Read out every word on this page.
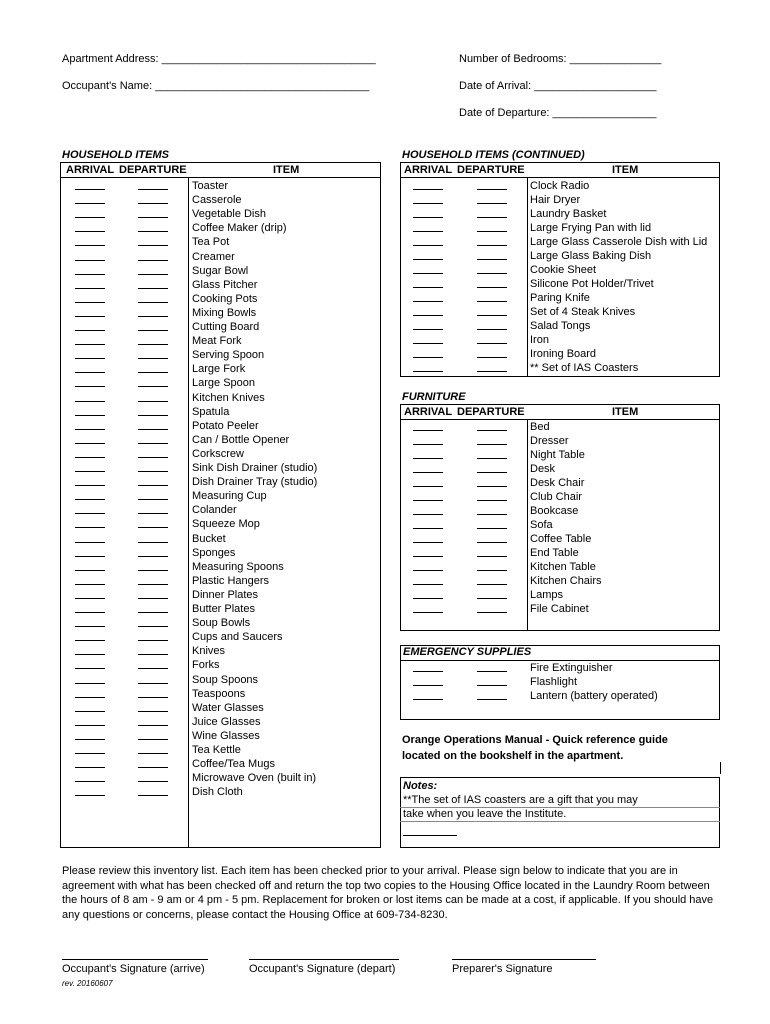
Apartment Address: ___________________________________
Occupant's Name: ___________________________________
Number of Bedrooms: _______________
Date of Arrival: ____________________
Date of Departure: _________________
HOUSEHOLD ITEMS
ARRIVAL DEPARTURE	ITEM
Toaster
Casserole
Vegetable Dish
Coffee Maker (drip)
Tea Pot
Creamer
Sugar Bowl
Glass Pitcher
Cooking Pots
Mixing Bowls
Cutting Board
Meat Fork
Serving Spoon
Large Fork
Large Spoon
Kitchen Knives
Spatula
Potato Peeler
Can / Bottle Opener
Corkscrew
Sink Dish Drainer (studio)
Dish Drainer Tray (studio)
Measuring Cup
Colander
Squeeze Mop
Bucket
Sponges
Measuring Spoons
Plastic Hangers
Dinner Plates
Butter Plates
Soup Bowls
Cups and Saucers
Knives
Forks
Soup Spoons
Teaspoons
Water Glasses
Juice Glasses
Wine Glasses
Tea Kettle
Coffee/Tea Mugs
Microwave Oven (built in)
Dish Cloth
HOUSEHOLD ITEMS (CONTINUED)
ARRIVAL DEPARTURE	ITEM
Clock Radio
Hair Dryer
Laundry Basket
Large Frying Pan with lid
Large Glass Casserole Dish with Lid
Large Glass Baking Dish
Cookie Sheet
Silicone Pot Holder/Trivet
Paring Knife
Set of 4 Steak Knives
Salad Tongs
Iron
Ironing Board
** Set of IAS Coasters
FURNITURE
ARRIVAL DEPARTURE	ITEM
Bed
Dresser
Night Table
Desk
Desk Chair
Club Chair
Bookcase
Sofa
Coffee Table
End Table
Kitchen Table
Kitchen Chairs
Lamps
File Cabinet
EMERGENCY SUPPLIES
Fire Extinguisher
Flashlight
Lantern (battery operated)
Orange Operations Manual - Quick reference guide
located on the bookshelf in the apartment.
Notes:
**The set of IAS coasters are a gift that you may
take when you leave the Institute.
Please review this inventory list. Each item has been checked prior to your arrival. Please sign below to indicate that you are in agreement with what has been checked off and return the top two copies to the Housing Office located in the Laundry Room between the hours of 8 am - 9 am or 4 pm - 5 pm. Replacement for broken or lost items can be made at a cost, if applicable. If you should have any questions or concerns, please contact the Housing Office at 609-734-8230.
Occupant's Signature (arrive)	Occupant's Signature (depart)	Preparer's Signature
rev. 20160607
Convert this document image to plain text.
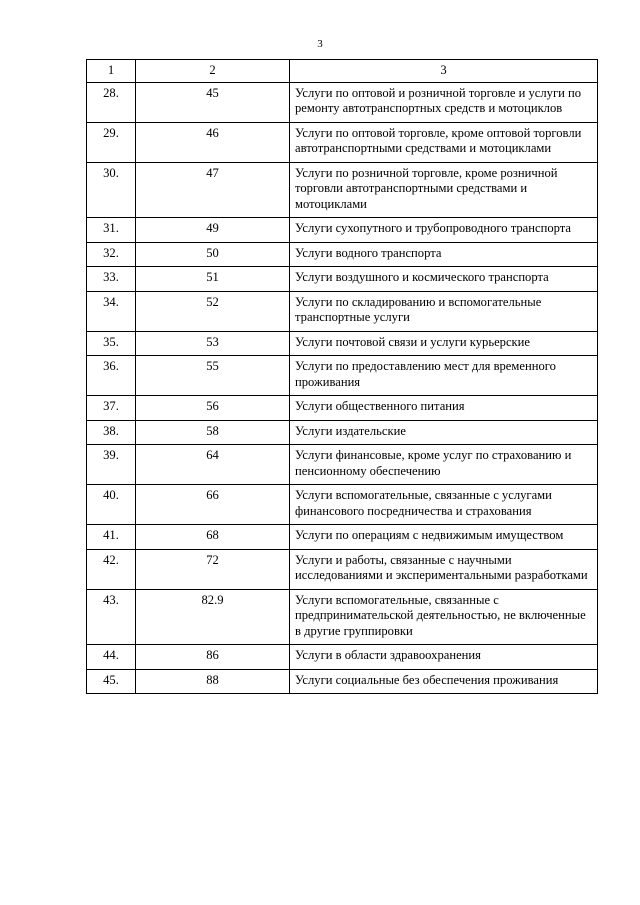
3
1	2	3
28.	45	Услуги по оптовой и розничной торговле и услуги по ремонту автотранспортных средств и мотоциклов
29.	46	Услуги по оптовой торговле, кроме оптовой торговли автотранспортными средствами и мотоциклами
30.	47	Услуги по розничной торговле, кроме розничной торговли автотранспортными средствами и мотоциклами
31.	49	Услуги сухопутного и трубопроводного транспорта
32.	50	Услуги водного транспорта
33.	51	Услуги воздушного и космического транспорта
34.	52	Услуги по складированию и вспомогательные транспортные услуги
35.	53	Услуги почтовой связи и услуги курьерские
36.	55	Услуги по предоставлению мест для временного проживания
37.	56	Услуги общественного питания
38.	58	Услуги издательские
39.	64	Услуги финансовые, кроме услуг по страхованию и пенсионному обеспечению
40.	66	Услуги вспомогательные, связанные с услугами финансового посредничества и страхования
41.	68	Услуги по операциям с недвижимым имуществом
42.	72	Услуги и работы, связанные с научными исследованиями и экспериментальными разработками
43.	82.9	Услуги вспомогательные, связанные с предпринимательской деятельностью, не включенные в другие группировки
44.	86	Услуги в области здравоохранения
45.	88	Услуги социальные без обеспечения проживания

Short problem>
Only the lines from the line bearing "Convert this document image to plain text." to the end of the listing above, both inclusive, should be extracted verbatim; the pictures are excluded.

Answer to this task>
Convert this document image to plain text.
3
1	2	3
28.	45	Услуги по оптовой и розничной торговле и услуги по ремонту автотранспортных средств и мотоциклов
29.	46	Услуги по оптовой торговле, кроме оптовой торговли автотранспортными средствами и мотоциклами
30.	47	Услуги по розничной торговле, кроме розничной торговли автотранспортными средствами и мотоциклами
31.	49	Услуги сухопутного и трубопроводного транспорта
32.	50	Услуги водного транспорта
33.	51	Услуги воздушного и космического транспорта
34.	52	Услуги по складированию и вспомогательные транспортные услуги
35.	53	Услуги почтовой связи и услуги курьерские
36.	55	Услуги по предоставлению мест для временного проживания
37.	56	Услуги общественного питания
38.	58	Услуги издательские
39.	64	Услуги финансовые, кроме услуг по страхованию и пенсионному обеспечению
40.	66	Услуги вспомогательные, связанные с услугами финансового посредничества и страхования
41.	68	Услуги по операциям с недвижимым имуществом
42.	72	Услуги и работы, связанные с научными исследованиями и экспериментальными разработками
43.	82.9	Услуги вспомогательные, связанные с предпринимательской деятельностью, не включенные в другие группировки
44.	86	Услуги в области здравоохранения
45.	88	Услуги социальные без обеспечения проживания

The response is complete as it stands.